[Extracts from a graphics dataset]
○ ○ ○ ○
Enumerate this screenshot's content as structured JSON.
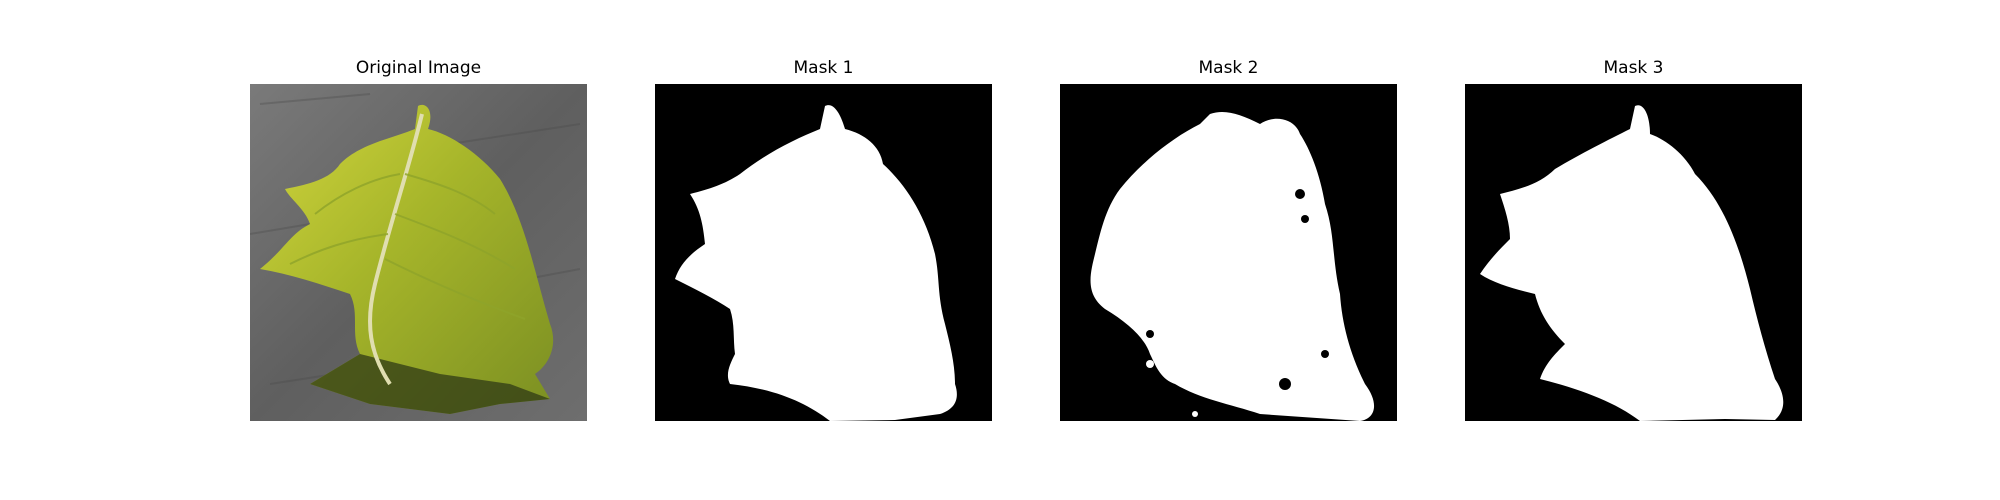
{
  "panels": [
    {
      "title": "Original Image",
      "kind": "photo"
    },
    {
      "title": "Mask 1",
      "kind": "mask"
    },
    {
      "title": "Mask 2",
      "kind": "mask"
    },
    {
      "title": "Mask 3",
      "kind": "mask"
    }
  ],
  "colors": {
    "mask_background": "#000000",
    "mask_foreground": "#ffffff",
    "surface": "#6f6f6f",
    "leaf_light": "#c9cf3a",
    "leaf_dark": "#6e8a1f",
    "vein": "#d9d9a6"
  }
}
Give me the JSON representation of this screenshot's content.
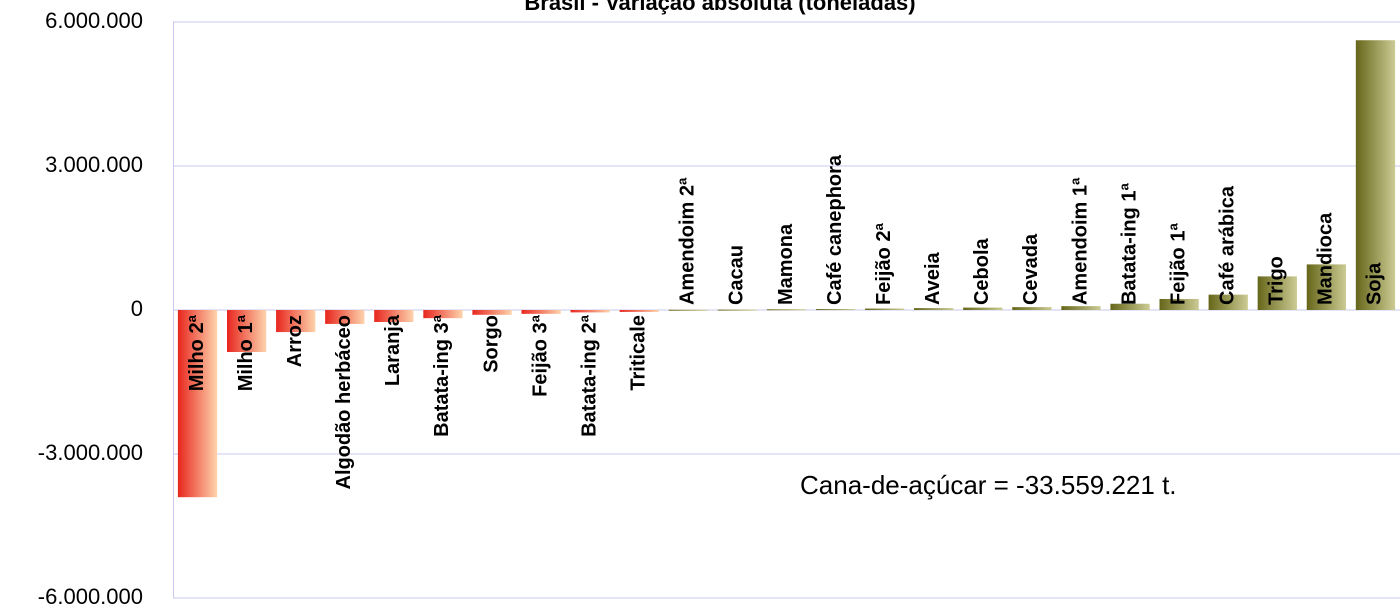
{
  "chart_data": {
    "type": "bar",
    "title": "Brasil - Variação absoluta (toneladas)",
    "annotation": "Cana-de-açúcar = -33.559.221 t.",
    "categories": [
      "Milho 2ª",
      "Milho 1ª",
      "Arroz",
      "Algodão herbáceo",
      "Laranja",
      "Batata-ing 3ª",
      "Sorgo",
      "Feijão 3ª",
      "Batata-ing 2ª",
      "Triticale",
      "Amendoim 2ª",
      "Cacau",
      "Mamona",
      "Café canephora",
      "Feijão 2ª",
      "Aveia",
      "Cebola",
      "Cevada",
      "Amendoim 1ª",
      "Batata-ing 1ª",
      "Feijão 1ª",
      "Café arábica",
      "Trigo",
      "Mandioca",
      "Soja"
    ],
    "values": [
      -3900000,
      -875000,
      -460000,
      -290000,
      -250000,
      -170000,
      -100000,
      -80000,
      -50000,
      -40000,
      5000,
      8000,
      15000,
      20000,
      30000,
      40000,
      50000,
      60000,
      80000,
      130000,
      230000,
      320000,
      700000,
      950000,
      5620000
    ],
    "colors": {
      "negative": [
        "#e8261e",
        "#fdd3ac"
      ],
      "positive": [
        "#66661a",
        "#cbcb94"
      ]
    },
    "ylim": [
      -6000000,
      6000000
    ],
    "yticks": [
      {
        "value": -6000000,
        "label": "-6.000.000"
      },
      {
        "value": -3000000,
        "label": "-3.000.000"
      },
      0,
      {
        "value": 3000000,
        "label": "3.000.000"
      },
      {
        "value": 6000000,
        "label": "6.000.000"
      }
    ],
    "grid": true
  }
}
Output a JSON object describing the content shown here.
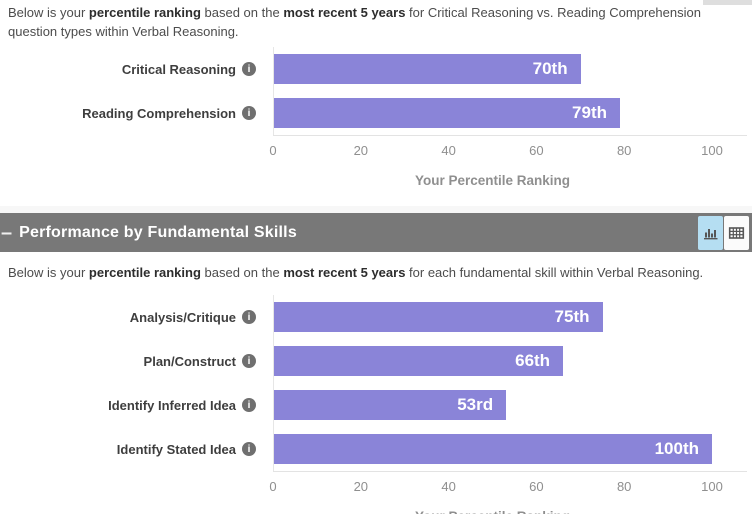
{
  "section1": {
    "description": {
      "s1": "Below is your ",
      "b1": "percentile ranking",
      "s2": " based on the ",
      "b2": "most recent 5 years",
      "s3": " for Critical Reasoning vs. Reading Comprehension question types within Verbal Reasoning."
    }
  },
  "section2": {
    "title": "Performance by Fundamental Skills",
    "collapse_glyph": "–",
    "view_toggle": {
      "chart_view_icon": "bar-chart-icon",
      "table_view_icon": "table-icon",
      "active_view": "chart"
    },
    "description": {
      "s1": "Below is your ",
      "b1": "percentile ranking",
      "s2": " based on the ",
      "b2": "most recent 5 years",
      "s3": " for each fundamental skill within Verbal Reasoning."
    }
  },
  "icons": {
    "info_glyph": "i"
  },
  "colors": {
    "bar": "#8a84d8",
    "header_bg": "#787878",
    "active_toggle_bg": "#b5def2",
    "axis_text": "#8f8f8f"
  },
  "chart_data": [
    {
      "type": "bar",
      "orientation": "horizontal",
      "categories": [
        "Critical Reasoning",
        "Reading Comprehension"
      ],
      "values": [
        70,
        79
      ],
      "value_labels": [
        "70th",
        "79th"
      ],
      "xlabel": "Your Percentile Ranking",
      "xlim": [
        0,
        100
      ],
      "xticks": [
        0,
        20,
        40,
        60,
        80,
        100
      ],
      "grid": false,
      "legend": "none"
    },
    {
      "type": "bar",
      "orientation": "horizontal",
      "categories": [
        "Analysis/Critique",
        "Plan/Construct",
        "Identify Inferred Idea",
        "Identify Stated Idea"
      ],
      "values": [
        75,
        66,
        53,
        100
      ],
      "value_labels": [
        "75th",
        "66th",
        "53rd",
        "100th"
      ],
      "xlabel": "Your Percentile Ranking",
      "xlim": [
        0,
        100
      ],
      "xticks": [
        0,
        20,
        40,
        60,
        80,
        100
      ],
      "grid": false,
      "legend": "none"
    }
  ]
}
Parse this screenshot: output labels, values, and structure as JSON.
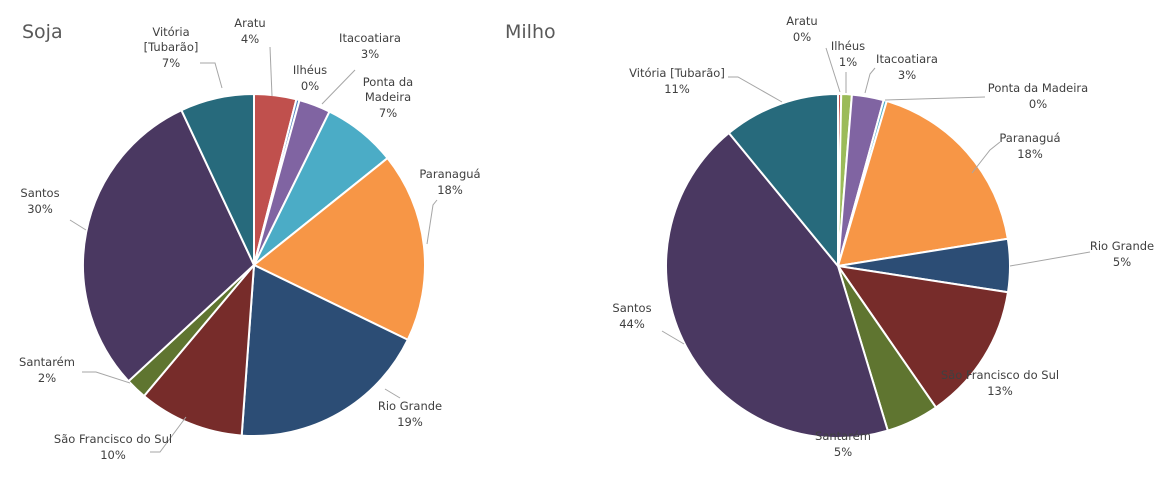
{
  "chart_data": [
    {
      "type": "pie",
      "title": "Soja",
      "slices": [
        {
          "label": "Aratu",
          "value": 4,
          "pct_label": "4%",
          "color": "#c0504d"
        },
        {
          "label": "Ilhéus",
          "value": 0.3,
          "pct_label": "0%",
          "color": "#4f81bd"
        },
        {
          "label": "Itacoatiara",
          "value": 3,
          "pct_label": "3%",
          "color": "#8064a2"
        },
        {
          "label": "Ponta da Madeira",
          "value": 7,
          "pct_label": "7%",
          "color": "#4bacc6"
        },
        {
          "label": "Paranaguá",
          "value": 18,
          "pct_label": "18%",
          "color": "#f79646"
        },
        {
          "label": "Rio Grande",
          "value": 19,
          "pct_label": "19%",
          "color": "#2c4d75"
        },
        {
          "label": "São Francisco do Sul",
          "value": 10,
          "pct_label": "10%",
          "color": "#772c2a"
        },
        {
          "label": "Santarém",
          "value": 2,
          "pct_label": "2%",
          "color": "#5f7530"
        },
        {
          "label": "Santos",
          "value": 30,
          "pct_label": "30%",
          "color": "#4a3861"
        },
        {
          "label": "Vitória [Tubarão]",
          "value": 7,
          "pct_label": "7%",
          "color": "#276a7c"
        }
      ]
    },
    {
      "type": "pie",
      "title": "Milho",
      "slices": [
        {
          "label": "Aratu",
          "value": 0.3,
          "pct_label": "0%",
          "color": "#c0504d"
        },
        {
          "label": "Ilhéus",
          "value": 1,
          "pct_label": "1%",
          "color": "#9bbb59"
        },
        {
          "label": "Itacoatiara",
          "value": 3,
          "pct_label": "3%",
          "color": "#8064a2"
        },
        {
          "label": "Ponta da Madeira",
          "value": 0.3,
          "pct_label": "0%",
          "color": "#4bacc6"
        },
        {
          "label": "Paranaguá",
          "value": 18,
          "pct_label": "18%",
          "color": "#f79646"
        },
        {
          "label": "Rio Grande",
          "value": 5,
          "pct_label": "5%",
          "color": "#2c4d75"
        },
        {
          "label": "São Francisco do Sul",
          "value": 13,
          "pct_label": "13%",
          "color": "#772c2a"
        },
        {
          "label": "Santarém",
          "value": 5,
          "pct_label": "5%",
          "color": "#5f7530"
        },
        {
          "label": "Santos",
          "value": 44,
          "pct_label": "44%",
          "color": "#4a3861"
        },
        {
          "label": "Vitória [Tubarão]",
          "value": 11,
          "pct_label": "11%",
          "color": "#276a7c"
        }
      ]
    }
  ]
}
○ ○ ○ ○
**What is asked:** Take each line of the material that contains the word "content" and list it.

**Task response:**
Enumerate this screenshot's content as structured JSON.
Give me the JSON representation of this screenshot's content.
Output a JSON object describing the content shown here.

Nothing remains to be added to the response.